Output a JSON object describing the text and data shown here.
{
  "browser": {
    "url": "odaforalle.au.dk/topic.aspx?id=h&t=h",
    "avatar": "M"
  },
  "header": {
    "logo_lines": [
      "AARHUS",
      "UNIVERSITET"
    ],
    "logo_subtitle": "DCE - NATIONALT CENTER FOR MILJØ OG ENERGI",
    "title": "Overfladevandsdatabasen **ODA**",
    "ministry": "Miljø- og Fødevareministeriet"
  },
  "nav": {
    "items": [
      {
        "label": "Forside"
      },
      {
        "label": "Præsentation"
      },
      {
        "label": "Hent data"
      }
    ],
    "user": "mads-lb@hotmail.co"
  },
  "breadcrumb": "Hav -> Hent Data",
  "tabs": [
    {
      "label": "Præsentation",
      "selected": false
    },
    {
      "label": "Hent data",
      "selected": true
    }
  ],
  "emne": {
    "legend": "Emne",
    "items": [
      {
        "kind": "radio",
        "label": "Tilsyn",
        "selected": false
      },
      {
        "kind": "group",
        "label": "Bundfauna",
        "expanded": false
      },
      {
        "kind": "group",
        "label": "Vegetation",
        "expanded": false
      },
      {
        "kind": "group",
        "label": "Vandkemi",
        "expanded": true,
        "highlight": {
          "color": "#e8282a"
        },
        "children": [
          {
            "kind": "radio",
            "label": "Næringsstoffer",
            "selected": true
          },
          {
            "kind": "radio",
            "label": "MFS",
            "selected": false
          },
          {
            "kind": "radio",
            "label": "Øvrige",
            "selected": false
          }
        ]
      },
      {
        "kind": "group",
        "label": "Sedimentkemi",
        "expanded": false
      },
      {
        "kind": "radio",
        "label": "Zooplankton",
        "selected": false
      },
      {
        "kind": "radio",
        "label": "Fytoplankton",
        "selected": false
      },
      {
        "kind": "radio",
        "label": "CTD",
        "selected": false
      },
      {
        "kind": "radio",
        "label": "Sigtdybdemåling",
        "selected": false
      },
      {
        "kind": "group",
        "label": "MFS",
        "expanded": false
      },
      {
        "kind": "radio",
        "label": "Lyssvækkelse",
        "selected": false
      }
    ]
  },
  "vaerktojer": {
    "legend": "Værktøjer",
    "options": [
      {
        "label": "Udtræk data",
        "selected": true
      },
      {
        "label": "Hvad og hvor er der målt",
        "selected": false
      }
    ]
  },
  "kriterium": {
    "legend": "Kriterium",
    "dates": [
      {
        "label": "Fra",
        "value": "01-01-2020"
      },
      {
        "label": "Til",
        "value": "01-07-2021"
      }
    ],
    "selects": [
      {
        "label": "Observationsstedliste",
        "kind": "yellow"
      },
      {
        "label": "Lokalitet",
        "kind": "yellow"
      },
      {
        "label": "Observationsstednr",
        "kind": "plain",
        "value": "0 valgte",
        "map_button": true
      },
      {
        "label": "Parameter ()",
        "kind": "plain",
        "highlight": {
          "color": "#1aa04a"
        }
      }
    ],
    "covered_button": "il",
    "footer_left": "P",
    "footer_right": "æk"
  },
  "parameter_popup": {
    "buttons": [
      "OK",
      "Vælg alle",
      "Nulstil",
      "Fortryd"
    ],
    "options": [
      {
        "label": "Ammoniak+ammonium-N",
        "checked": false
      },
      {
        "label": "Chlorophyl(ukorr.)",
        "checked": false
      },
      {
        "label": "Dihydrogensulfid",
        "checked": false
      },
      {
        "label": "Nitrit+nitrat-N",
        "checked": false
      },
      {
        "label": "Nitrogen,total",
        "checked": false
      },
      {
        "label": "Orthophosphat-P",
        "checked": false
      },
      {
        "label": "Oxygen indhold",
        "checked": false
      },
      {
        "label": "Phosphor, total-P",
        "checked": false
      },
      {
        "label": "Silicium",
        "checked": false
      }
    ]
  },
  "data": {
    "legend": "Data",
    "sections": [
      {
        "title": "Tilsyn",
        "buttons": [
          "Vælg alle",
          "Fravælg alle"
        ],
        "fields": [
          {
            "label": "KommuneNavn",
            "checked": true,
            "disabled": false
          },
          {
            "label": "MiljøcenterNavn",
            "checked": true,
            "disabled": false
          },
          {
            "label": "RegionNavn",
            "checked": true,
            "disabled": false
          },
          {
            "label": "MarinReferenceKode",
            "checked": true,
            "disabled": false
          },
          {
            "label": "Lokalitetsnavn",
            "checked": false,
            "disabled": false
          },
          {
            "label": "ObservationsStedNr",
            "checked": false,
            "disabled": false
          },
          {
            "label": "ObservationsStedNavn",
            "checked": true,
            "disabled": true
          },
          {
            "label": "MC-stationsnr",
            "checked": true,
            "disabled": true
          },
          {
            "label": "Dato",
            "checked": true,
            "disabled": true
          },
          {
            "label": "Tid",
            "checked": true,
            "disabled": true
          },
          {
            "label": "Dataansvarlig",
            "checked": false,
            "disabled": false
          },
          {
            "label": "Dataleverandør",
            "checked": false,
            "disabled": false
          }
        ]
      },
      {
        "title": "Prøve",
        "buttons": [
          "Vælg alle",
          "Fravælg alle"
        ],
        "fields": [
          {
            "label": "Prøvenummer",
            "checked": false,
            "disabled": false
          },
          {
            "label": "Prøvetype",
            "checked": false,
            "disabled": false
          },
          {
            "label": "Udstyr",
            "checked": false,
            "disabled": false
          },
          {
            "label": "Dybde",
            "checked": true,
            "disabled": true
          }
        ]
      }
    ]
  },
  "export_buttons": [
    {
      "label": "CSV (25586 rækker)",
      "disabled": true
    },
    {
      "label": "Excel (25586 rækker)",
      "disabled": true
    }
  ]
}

◆ INSTRUCTIONS TO FOLLOW: Each line of the material above must be retyped precisely.

◆ TASK RESPONSE:
Output a JSON object describing the text and data shown here.
{
  "browser": {
    "url": "odaforalle.au.dk/topic.aspx?id=h&t=h",
    "avatar": "M"
  },
  "header": {
    "logo_lines": [
      "AARHUS",
      "UNIVERSITET"
    ],
    "logo_subtitle": "DCE - NATIONALT CENTER FOR MILJØ OG ENERGI",
    "title": "Overfladevandsdatabasen **ODA**",
    "ministry": "Miljø- og Fødevareministeriet"
  },
  "nav": {
    "items": [
      {
        "label": "Forside"
      },
      {
        "label": "Præsentation"
      },
      {
        "label": "Hent data"
      }
    ],
    "user": "mads-lb@hotmail.co"
  },
  "breadcrumb": "Hav -> Hent Data",
  "tabs": [
    {
      "label": "Præsentation",
      "selected": false
    },
    {
      "label": "Hent data",
      "selected": true
    }
  ],
  "emne": {
    "legend": "Emne",
    "items": [
      {
        "kind": "radio",
        "label": "Tilsyn",
        "selected": false
      },
      {
        "kind": "group",
        "label": "Bundfauna",
        "expanded": false
      },
      {
        "kind": "group",
        "label": "Vegetation",
        "expanded": false
      },
      {
        "kind": "group",
        "label": "Vandkemi",
        "expanded": true,
        "highlight": {
          "color": "#e8282a"
        },
        "children": [
          {
            "kind": "radio",
            "label": "Næringsstoffer",
            "selected": true
          },
          {
            "kind": "radio",
            "label": "MFS",
            "selected": false
          },
          {
            "kind": "radio",
            "label": "Øvrige",
            "selected": false
          }
        ]
      },
      {
        "kind": "group",
        "label": "Sedimentkemi",
        "expanded": false
      },
      {
        "kind": "radio",
        "label": "Zooplankton",
        "selected": false
      },
      {
        "kind": "radio",
        "label": "Fytoplankton",
        "selected": false
      },
      {
        "kind": "radio",
        "label": "CTD",
        "selected": false
      },
      {
        "kind": "radio",
        "label": "Sigtdybdemåling",
        "selected": false
      },
      {
        "kind": "group",
        "label": "MFS",
        "expanded": false
      },
      {
        "kind": "radio",
        "label": "Lyssvækkelse",
        "selected": false
      }
    ]
  },
  "vaerktojer": {
    "legend": "Værktøjer",
    "options": [
      {
        "label": "Udtræk data",
        "selected": true
      },
      {
        "label": "Hvad og hvor er der målt",
        "selected": false
      }
    ]
  },
  "kriterium": {
    "legend": "Kriterium",
    "dates": [
      {
        "label": "Fra",
        "value": "01-01-2020"
      },
      {
        "label": "Til",
        "value": "01-07-2021"
      }
    ],
    "selects": [
      {
        "label": "Observationsstedliste",
        "kind": "yellow"
      },
      {
        "label": "Lokalitet",
        "kind": "yellow"
      },
      {
        "label": "Observationsstednr",
        "kind": "plain",
        "value": "0 valgte",
        "map_button": true
      },
      {
        "label": "Parameter ()",
        "kind": "plain",
        "highlight": {
          "color": "#1aa04a"
        }
      }
    ],
    "covered_button": "il",
    "footer_left": "P",
    "footer_right": "æk"
  },
  "parameter_popup": {
    "buttons": [
      "OK",
      "Vælg alle",
      "Nulstil",
      "Fortryd"
    ],
    "options": [
      {
        "label": "Ammoniak+ammonium-N",
        "checked": false
      },
      {
        "label": "Chlorophyl(ukorr.)",
        "checked": false
      },
      {
        "label": "Dihydrogensulfid",
        "checked": false
      },
      {
        "label": "Nitrit+nitrat-N",
        "checked": false
      },
      {
        "label": "Nitrogen,total",
        "checked": false
      },
      {
        "label": "Orthophosphat-P",
        "checked": false
      },
      {
        "label": "Oxygen indhold",
        "checked": false
      },
      {
        "label": "Phosphor, total-P",
        "checked": false
      },
      {
        "label": "Silicium",
        "checked": false
      }
    ]
  },
  "data": {
    "legend": "Data",
    "sections": [
      {
        "title": "Tilsyn",
        "buttons": [
          "Vælg alle",
          "Fravælg alle"
        ],
        "fields": [
          {
            "label": "KommuneNavn",
            "checked": true,
            "disabled": false
          },
          {
            "label": "MiljøcenterNavn",
            "checked": true,
            "disabled": false
          },
          {
            "label": "RegionNavn",
            "checked": true,
            "disabled": false
          },
          {
            "label": "MarinReferenceKode",
            "checked": true,
            "disabled": false
          },
          {
            "label": "Lokalitetsnavn",
            "checked": false,
            "disabled": false
          },
          {
            "label": "ObservationsStedNr",
            "checked": false,
            "disabled": false
          },
          {
            "label": "ObservationsStedNavn",
            "checked": true,
            "disabled": true
          },
          {
            "label": "MC-stationsnr",
            "checked": true,
            "disabled": true
          },
          {
            "label": "Dato",
            "checked": true,
            "disabled": true
          },
          {
            "label": "Tid",
            "checked": true,
            "disabled": true
          },
          {
            "label": "Dataansvarlig",
            "checked": false,
            "disabled": false
          },
          {
            "label": "Dataleverandør",
            "checked": false,
            "disabled": false
          }
        ]
      },
      {
        "title": "Prøve",
        "buttons": [
          "Vælg alle",
          "Fravælg alle"
        ],
        "fields": [
          {
            "label": "Prøvenummer",
            "checked": false,
            "disabled": false
          },
          {
            "label": "Prøvetype",
            "checked": false,
            "disabled": false
          },
          {
            "label": "Udstyr",
            "checked": false,
            "disabled": false
          },
          {
            "label": "Dybde",
            "checked": true,
            "disabled": true
          }
        ]
      }
    ]
  },
  "export_buttons": [
    {
      "label": "CSV (25586 rækker)",
      "disabled": true
    },
    {
      "label": "Excel (25586 rækker)",
      "disabled": true
    }
  ]
}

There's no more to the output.